> _Given task_
Please pull out every line that includes the string "burgeroorlog".

Extracted records:
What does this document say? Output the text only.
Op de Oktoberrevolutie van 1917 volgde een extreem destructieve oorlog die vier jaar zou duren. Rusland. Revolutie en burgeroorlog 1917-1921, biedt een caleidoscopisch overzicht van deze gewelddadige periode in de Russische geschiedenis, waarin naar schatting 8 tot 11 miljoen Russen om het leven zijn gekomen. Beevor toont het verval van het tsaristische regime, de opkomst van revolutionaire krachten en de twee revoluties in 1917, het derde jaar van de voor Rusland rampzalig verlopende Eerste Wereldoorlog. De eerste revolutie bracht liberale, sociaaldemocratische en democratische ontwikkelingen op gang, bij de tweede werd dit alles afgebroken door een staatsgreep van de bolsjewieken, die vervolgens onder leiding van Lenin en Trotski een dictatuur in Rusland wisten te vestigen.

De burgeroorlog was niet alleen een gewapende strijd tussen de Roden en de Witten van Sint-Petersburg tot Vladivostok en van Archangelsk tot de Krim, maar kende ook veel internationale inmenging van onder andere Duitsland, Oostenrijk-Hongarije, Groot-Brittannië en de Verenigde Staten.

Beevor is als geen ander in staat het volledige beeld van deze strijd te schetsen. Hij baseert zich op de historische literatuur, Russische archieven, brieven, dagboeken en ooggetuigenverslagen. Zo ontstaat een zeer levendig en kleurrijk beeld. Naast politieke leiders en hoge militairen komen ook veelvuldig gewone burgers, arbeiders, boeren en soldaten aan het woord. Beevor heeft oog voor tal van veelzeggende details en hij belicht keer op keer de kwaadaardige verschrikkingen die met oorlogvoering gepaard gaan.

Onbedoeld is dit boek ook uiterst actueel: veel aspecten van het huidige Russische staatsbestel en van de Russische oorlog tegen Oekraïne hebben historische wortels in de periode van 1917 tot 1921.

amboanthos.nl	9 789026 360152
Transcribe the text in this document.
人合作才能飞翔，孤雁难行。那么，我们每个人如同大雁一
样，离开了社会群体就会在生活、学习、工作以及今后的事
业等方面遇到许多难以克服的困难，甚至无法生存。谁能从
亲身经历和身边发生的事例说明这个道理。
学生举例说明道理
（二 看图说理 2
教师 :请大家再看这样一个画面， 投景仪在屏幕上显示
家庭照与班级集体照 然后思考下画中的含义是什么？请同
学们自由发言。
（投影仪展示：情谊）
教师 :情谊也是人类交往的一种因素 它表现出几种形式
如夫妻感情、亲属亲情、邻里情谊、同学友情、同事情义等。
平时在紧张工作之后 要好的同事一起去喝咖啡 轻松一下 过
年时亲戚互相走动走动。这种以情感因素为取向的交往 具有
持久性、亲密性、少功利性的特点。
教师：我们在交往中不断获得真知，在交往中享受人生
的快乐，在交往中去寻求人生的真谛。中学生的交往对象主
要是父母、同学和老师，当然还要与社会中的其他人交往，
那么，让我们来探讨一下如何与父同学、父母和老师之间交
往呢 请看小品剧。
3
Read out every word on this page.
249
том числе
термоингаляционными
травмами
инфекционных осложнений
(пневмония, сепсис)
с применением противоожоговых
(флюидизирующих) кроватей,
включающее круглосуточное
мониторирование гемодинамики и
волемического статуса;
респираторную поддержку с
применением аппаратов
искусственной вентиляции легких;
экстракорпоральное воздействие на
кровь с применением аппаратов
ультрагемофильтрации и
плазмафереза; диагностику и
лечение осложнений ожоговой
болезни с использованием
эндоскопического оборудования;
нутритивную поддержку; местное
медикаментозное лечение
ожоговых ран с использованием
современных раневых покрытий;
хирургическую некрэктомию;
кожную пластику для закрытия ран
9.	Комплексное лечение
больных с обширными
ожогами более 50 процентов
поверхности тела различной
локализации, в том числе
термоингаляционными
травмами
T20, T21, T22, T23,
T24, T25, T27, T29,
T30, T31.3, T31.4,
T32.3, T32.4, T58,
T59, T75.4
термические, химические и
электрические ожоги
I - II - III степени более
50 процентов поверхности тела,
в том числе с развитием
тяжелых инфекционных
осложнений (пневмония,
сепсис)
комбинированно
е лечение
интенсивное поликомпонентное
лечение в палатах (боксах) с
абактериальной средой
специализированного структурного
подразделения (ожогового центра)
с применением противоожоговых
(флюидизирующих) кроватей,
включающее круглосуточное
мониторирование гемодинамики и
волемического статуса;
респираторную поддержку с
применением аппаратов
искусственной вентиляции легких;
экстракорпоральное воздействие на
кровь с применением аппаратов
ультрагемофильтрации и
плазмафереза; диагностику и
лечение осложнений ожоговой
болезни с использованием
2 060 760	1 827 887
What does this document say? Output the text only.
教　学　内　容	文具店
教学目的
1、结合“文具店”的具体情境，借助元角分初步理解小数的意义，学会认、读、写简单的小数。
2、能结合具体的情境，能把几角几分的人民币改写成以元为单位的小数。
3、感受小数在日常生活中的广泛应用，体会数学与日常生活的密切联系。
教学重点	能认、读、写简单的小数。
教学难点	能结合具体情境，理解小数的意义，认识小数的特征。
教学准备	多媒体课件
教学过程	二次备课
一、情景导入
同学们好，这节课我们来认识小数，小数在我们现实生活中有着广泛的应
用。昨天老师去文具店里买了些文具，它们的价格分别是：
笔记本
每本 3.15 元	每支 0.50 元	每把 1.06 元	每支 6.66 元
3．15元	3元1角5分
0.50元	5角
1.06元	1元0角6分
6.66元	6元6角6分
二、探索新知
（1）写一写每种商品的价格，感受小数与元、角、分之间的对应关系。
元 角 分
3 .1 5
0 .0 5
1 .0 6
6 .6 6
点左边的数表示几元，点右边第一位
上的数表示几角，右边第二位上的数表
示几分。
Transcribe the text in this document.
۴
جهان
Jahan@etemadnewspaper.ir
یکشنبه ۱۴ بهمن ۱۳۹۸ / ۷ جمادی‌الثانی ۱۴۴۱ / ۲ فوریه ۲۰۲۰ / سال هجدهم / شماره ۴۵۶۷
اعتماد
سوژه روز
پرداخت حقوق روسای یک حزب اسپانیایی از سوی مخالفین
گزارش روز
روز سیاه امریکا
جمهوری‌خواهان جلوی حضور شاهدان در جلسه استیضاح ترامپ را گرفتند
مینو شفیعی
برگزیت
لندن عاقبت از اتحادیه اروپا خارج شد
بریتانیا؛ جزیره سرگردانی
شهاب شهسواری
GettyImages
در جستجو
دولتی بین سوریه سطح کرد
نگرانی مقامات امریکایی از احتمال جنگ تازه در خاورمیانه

> _Answer for this exercise_
Op de Oktoberrevolutie van 1917 volgde een extreem destructieve oorlog die vier jaar zou duren. Rusland. Revolutie en burgeroorlog 1917-1921, biedt een caleidoscopisch overzicht van deze gewelddadige periode in de Russische geschiedenis, waarin naar schatting 8 tot 11 miljoen Russen om het leven zijn gekomen. Beevor toont het verval van het tsaristische regime, de opkomst van revolutionaire krachten en de twee revoluties in 1917, het derde jaar van de voor Rusland rampzalig verlopende Eerste Wereldoorlog. De eerste revolutie bracht liberale, sociaaldemocratische en democratische ontwikkelingen op gang, bij de tweede werd dit alles afgebroken door een staatsgreep van de bolsjewieken, die vervolgens onder leiding van Lenin en Trotski een dictatuur in Rusland wisten te vestigen.
De burgeroorlog was niet alleen een gewapende strijd tussen de Roden en de Witten van Sint-Petersburg tot Vladivostok en van Archangelsk tot de Krim, maar kende ook veel internationale inmenging van onder andere Duitsland, Oostenrijk-Hongarije, Groot-Brittannië en de Verenigde Staten.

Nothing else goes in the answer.